(YOUR INSTRUCTIONS):
All of the data that follows should be retyped exactly, please, except the pictures.

(RECORDS SHOWN):
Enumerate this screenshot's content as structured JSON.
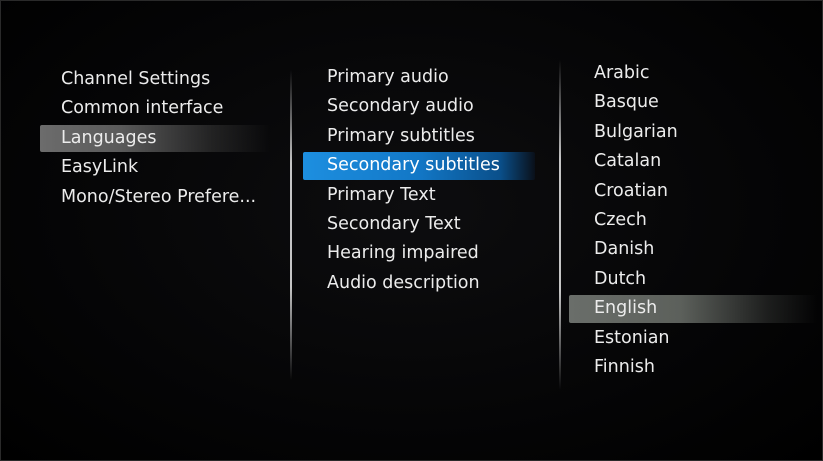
{
  "menu": {
    "items": [
      {
        "label": "Channel Settings"
      },
      {
        "label": "Common interface"
      },
      {
        "label": "Languages"
      },
      {
        "label": "EasyLink"
      },
      {
        "label": "Mono/Stereo Prefere..."
      }
    ],
    "selected_index": 2
  },
  "submenu": {
    "items": [
      {
        "label": "Primary audio"
      },
      {
        "label": "Secondary audio"
      },
      {
        "label": "Primary subtitles"
      },
      {
        "label": "Secondary subtitles"
      },
      {
        "label": "Primary Text"
      },
      {
        "label": "Secondary Text"
      },
      {
        "label": "Hearing impaired"
      },
      {
        "label": "Audio description"
      }
    ],
    "selected_index": 3
  },
  "options": {
    "items": [
      {
        "label": "Arabic"
      },
      {
        "label": "Basque"
      },
      {
        "label": "Bulgarian"
      },
      {
        "label": "Catalan"
      },
      {
        "label": "Croatian"
      },
      {
        "label": "Czech"
      },
      {
        "label": "Danish"
      },
      {
        "label": "Dutch"
      },
      {
        "label": "English"
      },
      {
        "label": "Estonian"
      },
      {
        "label": "Finnish"
      }
    ],
    "selected_index": 8
  },
  "colors": {
    "background": "#000000",
    "text": "#ececec",
    "focus_highlight": "#1d8fe0",
    "selection_highlight": "#6c6c6c"
  }
}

(SOLVED EXERCISE):
Enumerate this screenshot's content as structured JSON.
{
  "menu": {
    "items": [
      {
        "label": "Channel Settings"
      },
      {
        "label": "Common interface"
      },
      {
        "label": "Languages"
      },
      {
        "label": "EasyLink"
      },
      {
        "label": "Mono/Stereo Prefere..."
      }
    ],
    "selected_index": 2
  },
  "submenu": {
    "items": [
      {
        "label": "Primary audio"
      },
      {
        "label": "Secondary audio"
      },
      {
        "label": "Primary subtitles"
      },
      {
        "label": "Secondary subtitles"
      },
      {
        "label": "Primary Text"
      },
      {
        "label": "Secondary Text"
      },
      {
        "label": "Hearing impaired"
      },
      {
        "label": "Audio description"
      }
    ],
    "selected_index": 3
  },
  "options": {
    "items": [
      {
        "label": "Arabic"
      },
      {
        "label": "Basque"
      },
      {
        "label": "Bulgarian"
      },
      {
        "label": "Catalan"
      },
      {
        "label": "Croatian"
      },
      {
        "label": "Czech"
      },
      {
        "label": "Danish"
      },
      {
        "label": "Dutch"
      },
      {
        "label": "English"
      },
      {
        "label": "Estonian"
      },
      {
        "label": "Finnish"
      }
    ],
    "selected_index": 8
  },
  "colors": {
    "background": "#000000",
    "text": "#ececec",
    "focus_highlight": "#1d8fe0",
    "selection_highlight": "#6c6c6c"
  }
}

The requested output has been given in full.